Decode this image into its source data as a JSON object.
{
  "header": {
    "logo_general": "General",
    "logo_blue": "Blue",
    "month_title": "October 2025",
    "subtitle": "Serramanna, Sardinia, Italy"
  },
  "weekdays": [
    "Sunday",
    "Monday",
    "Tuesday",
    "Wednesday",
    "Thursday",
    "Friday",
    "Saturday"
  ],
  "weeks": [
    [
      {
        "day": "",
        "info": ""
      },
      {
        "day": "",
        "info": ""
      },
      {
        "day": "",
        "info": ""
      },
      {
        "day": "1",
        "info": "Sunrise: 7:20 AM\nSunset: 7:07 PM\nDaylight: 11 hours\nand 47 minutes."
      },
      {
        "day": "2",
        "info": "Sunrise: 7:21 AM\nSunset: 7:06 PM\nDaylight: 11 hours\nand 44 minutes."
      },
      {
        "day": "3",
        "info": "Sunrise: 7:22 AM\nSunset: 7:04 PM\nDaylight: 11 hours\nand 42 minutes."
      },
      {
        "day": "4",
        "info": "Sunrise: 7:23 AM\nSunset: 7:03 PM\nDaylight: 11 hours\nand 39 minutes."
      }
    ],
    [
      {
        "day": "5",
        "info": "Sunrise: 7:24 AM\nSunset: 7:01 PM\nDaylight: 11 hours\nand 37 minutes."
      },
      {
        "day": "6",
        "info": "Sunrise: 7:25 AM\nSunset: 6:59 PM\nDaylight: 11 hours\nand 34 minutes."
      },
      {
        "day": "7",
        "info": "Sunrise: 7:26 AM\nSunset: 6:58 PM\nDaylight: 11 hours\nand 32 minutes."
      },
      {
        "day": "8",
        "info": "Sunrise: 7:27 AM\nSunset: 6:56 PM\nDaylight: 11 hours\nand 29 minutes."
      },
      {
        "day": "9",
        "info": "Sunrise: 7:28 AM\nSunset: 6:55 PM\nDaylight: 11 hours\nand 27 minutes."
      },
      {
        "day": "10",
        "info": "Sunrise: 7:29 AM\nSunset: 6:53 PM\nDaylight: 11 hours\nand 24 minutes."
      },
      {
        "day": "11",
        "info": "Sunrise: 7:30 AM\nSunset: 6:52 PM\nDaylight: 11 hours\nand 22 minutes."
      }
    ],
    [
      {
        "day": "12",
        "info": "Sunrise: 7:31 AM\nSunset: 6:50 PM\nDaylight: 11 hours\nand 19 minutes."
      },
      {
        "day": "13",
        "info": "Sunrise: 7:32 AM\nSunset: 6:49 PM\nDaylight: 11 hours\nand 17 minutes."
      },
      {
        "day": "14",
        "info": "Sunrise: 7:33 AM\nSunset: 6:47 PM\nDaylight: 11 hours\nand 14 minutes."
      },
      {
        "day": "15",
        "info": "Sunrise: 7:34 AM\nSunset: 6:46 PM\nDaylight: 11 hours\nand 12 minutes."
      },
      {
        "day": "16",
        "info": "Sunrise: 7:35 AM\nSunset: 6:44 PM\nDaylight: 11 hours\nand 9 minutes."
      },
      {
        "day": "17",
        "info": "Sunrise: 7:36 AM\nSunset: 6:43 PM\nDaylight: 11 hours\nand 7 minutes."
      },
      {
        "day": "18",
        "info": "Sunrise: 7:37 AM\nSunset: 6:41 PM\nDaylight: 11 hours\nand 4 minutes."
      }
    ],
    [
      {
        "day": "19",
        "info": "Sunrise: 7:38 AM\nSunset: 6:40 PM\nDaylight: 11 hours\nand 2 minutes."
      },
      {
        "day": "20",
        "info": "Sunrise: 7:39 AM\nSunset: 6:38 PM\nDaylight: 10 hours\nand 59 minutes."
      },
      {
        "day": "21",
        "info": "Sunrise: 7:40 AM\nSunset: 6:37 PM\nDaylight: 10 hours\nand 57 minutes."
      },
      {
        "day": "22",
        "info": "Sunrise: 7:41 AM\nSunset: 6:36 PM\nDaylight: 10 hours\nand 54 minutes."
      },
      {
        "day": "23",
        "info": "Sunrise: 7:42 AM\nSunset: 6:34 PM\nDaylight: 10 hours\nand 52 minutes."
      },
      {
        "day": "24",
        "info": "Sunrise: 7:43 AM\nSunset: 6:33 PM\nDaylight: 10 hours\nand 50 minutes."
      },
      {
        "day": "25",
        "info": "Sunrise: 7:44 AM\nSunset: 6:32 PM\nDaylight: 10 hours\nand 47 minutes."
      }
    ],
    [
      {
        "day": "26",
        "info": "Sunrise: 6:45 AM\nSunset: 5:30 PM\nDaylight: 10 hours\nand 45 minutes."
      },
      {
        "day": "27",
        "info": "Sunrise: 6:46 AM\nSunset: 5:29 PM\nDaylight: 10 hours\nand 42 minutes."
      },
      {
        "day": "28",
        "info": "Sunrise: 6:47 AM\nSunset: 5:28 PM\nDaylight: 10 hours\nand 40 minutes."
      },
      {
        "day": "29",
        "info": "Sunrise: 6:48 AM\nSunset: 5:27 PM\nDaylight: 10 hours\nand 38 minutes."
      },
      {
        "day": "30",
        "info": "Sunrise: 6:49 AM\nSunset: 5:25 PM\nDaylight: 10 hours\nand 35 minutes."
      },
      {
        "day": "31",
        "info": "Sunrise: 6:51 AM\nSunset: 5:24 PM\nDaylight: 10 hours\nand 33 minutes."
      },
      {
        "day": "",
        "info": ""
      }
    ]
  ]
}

● ● ● ● ● ● ●

● **Written task**
Your task is to print all of the records exactly.

● **Response**
Decode this image into its source data as a JSON object.
{
  "header": {
    "logo_general": "General",
    "logo_blue": "Blue",
    "month_title": "October 2025",
    "subtitle": "Serramanna, Sardinia, Italy"
  },
  "weekdays": [
    "Sunday",
    "Monday",
    "Tuesday",
    "Wednesday",
    "Thursday",
    "Friday",
    "Saturday"
  ],
  "weeks": [
    [
      {
        "day": "",
        "info": ""
      },
      {
        "day": "",
        "info": ""
      },
      {
        "day": "",
        "info": ""
      },
      {
        "day": "1",
        "info": "Sunrise: 7:20 AM\nSunset: 7:07 PM\nDaylight: 11 hours\nand 47 minutes."
      },
      {
        "day": "2",
        "info": "Sunrise: 7:21 AM\nSunset: 7:06 PM\nDaylight: 11 hours\nand 44 minutes."
      },
      {
        "day": "3",
        "info": "Sunrise: 7:22 AM\nSunset: 7:04 PM\nDaylight: 11 hours\nand 42 minutes."
      },
      {
        "day": "4",
        "info": "Sunrise: 7:23 AM\nSunset: 7:03 PM\nDaylight: 11 hours\nand 39 minutes."
      }
    ],
    [
      {
        "day": "5",
        "info": "Sunrise: 7:24 AM\nSunset: 7:01 PM\nDaylight: 11 hours\nand 37 minutes."
      },
      {
        "day": "6",
        "info": "Sunrise: 7:25 AM\nSunset: 6:59 PM\nDaylight: 11 hours\nand 34 minutes."
      },
      {
        "day": "7",
        "info": "Sunrise: 7:26 AM\nSunset: 6:58 PM\nDaylight: 11 hours\nand 32 minutes."
      },
      {
        "day": "8",
        "info": "Sunrise: 7:27 AM\nSunset: 6:56 PM\nDaylight: 11 hours\nand 29 minutes."
      },
      {
        "day": "9",
        "info": "Sunrise: 7:28 AM\nSunset: 6:55 PM\nDaylight: 11 hours\nand 27 minutes."
      },
      {
        "day": "10",
        "info": "Sunrise: 7:29 AM\nSunset: 6:53 PM\nDaylight: 11 hours\nand 24 minutes."
      },
      {
        "day": "11",
        "info": "Sunrise: 7:30 AM\nSunset: 6:52 PM\nDaylight: 11 hours\nand 22 minutes."
      }
    ],
    [
      {
        "day": "12",
        "info": "Sunrise: 7:31 AM\nSunset: 6:50 PM\nDaylight: 11 hours\nand 19 minutes."
      },
      {
        "day": "13",
        "info": "Sunrise: 7:32 AM\nSunset: 6:49 PM\nDaylight: 11 hours\nand 17 minutes."
      },
      {
        "day": "14",
        "info": "Sunrise: 7:33 AM\nSunset: 6:47 PM\nDaylight: 11 hours\nand 14 minutes."
      },
      {
        "day": "15",
        "info": "Sunrise: 7:34 AM\nSunset: 6:46 PM\nDaylight: 11 hours\nand 12 minutes."
      },
      {
        "day": "16",
        "info": "Sunrise: 7:35 AM\nSunset: 6:44 PM\nDaylight: 11 hours\nand 9 minutes."
      },
      {
        "day": "17",
        "info": "Sunrise: 7:36 AM\nSunset: 6:43 PM\nDaylight: 11 hours\nand 7 minutes."
      },
      {
        "day": "18",
        "info": "Sunrise: 7:37 AM\nSunset: 6:41 PM\nDaylight: 11 hours\nand 4 minutes."
      }
    ],
    [
      {
        "day": "19",
        "info": "Sunrise: 7:38 AM\nSunset: 6:40 PM\nDaylight: 11 hours\nand 2 minutes."
      },
      {
        "day": "20",
        "info": "Sunrise: 7:39 AM\nSunset: 6:38 PM\nDaylight: 10 hours\nand 59 minutes."
      },
      {
        "day": "21",
        "info": "Sunrise: 7:40 AM\nSunset: 6:37 PM\nDaylight: 10 hours\nand 57 minutes."
      },
      {
        "day": "22",
        "info": "Sunrise: 7:41 AM\nSunset: 6:36 PM\nDaylight: 10 hours\nand 54 minutes."
      },
      {
        "day": "23",
        "info": "Sunrise: 7:42 AM\nSunset: 6:34 PM\nDaylight: 10 hours\nand 52 minutes."
      },
      {
        "day": "24",
        "info": "Sunrise: 7:43 AM\nSunset: 6:33 PM\nDaylight: 10 hours\nand 50 minutes."
      },
      {
        "day": "25",
        "info": "Sunrise: 7:44 AM\nSunset: 6:32 PM\nDaylight: 10 hours\nand 47 minutes."
      }
    ],
    [
      {
        "day": "26",
        "info": "Sunrise: 6:45 AM\nSunset: 5:30 PM\nDaylight: 10 hours\nand 45 minutes."
      },
      {
        "day": "27",
        "info": "Sunrise: 6:46 AM\nSunset: 5:29 PM\nDaylight: 10 hours\nand 42 minutes."
      },
      {
        "day": "28",
        "info": "Sunrise: 6:47 AM\nSunset: 5:28 PM\nDaylight: 10 hours\nand 40 minutes."
      },
      {
        "day": "29",
        "info": "Sunrise: 6:48 AM\nSunset: 5:27 PM\nDaylight: 10 hours\nand 38 minutes."
      },
      {
        "day": "30",
        "info": "Sunrise: 6:49 AM\nSunset: 5:25 PM\nDaylight: 10 hours\nand 35 minutes."
      },
      {
        "day": "31",
        "info": "Sunrise: 6:51 AM\nSunset: 5:24 PM\nDaylight: 10 hours\nand 33 minutes."
      },
      {
        "day": "",
        "info": ""
      }
    ]
  ]
}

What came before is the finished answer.